## begin

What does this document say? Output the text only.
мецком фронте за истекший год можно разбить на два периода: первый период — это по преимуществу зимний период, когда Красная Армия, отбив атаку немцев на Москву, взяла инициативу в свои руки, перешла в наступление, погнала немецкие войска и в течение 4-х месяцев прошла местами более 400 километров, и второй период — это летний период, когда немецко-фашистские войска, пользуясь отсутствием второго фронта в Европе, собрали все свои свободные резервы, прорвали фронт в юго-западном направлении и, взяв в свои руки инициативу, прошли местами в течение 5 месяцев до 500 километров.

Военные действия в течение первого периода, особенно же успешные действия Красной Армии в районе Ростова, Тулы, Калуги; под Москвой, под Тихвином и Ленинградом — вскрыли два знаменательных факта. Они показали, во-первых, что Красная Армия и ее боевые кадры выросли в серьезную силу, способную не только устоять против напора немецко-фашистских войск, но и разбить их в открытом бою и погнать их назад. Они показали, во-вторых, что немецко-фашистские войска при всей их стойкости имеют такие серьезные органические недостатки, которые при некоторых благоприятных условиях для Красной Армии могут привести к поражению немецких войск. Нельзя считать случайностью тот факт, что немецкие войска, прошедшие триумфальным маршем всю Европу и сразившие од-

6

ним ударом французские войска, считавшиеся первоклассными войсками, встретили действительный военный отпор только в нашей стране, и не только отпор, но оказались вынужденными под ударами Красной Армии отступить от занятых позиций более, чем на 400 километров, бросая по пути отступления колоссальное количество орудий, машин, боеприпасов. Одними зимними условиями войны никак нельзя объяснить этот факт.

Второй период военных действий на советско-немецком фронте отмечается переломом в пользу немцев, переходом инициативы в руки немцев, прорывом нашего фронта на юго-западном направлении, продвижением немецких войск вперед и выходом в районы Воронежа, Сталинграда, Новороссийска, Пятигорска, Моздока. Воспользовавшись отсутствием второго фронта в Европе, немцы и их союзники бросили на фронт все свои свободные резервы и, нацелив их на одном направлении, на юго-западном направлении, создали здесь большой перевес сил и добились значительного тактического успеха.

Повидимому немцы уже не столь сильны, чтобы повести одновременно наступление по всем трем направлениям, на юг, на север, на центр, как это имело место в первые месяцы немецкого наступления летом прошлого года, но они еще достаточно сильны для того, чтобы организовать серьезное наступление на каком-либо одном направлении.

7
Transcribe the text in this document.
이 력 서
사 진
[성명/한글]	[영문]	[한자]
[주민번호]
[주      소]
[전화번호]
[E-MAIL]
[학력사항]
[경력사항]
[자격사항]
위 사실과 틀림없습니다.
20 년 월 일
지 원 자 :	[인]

## end

* _Goal_: Return each line that includes "text".

* _Correct output_:
What does this document say? Output the text only.
Transcribe the text in this document.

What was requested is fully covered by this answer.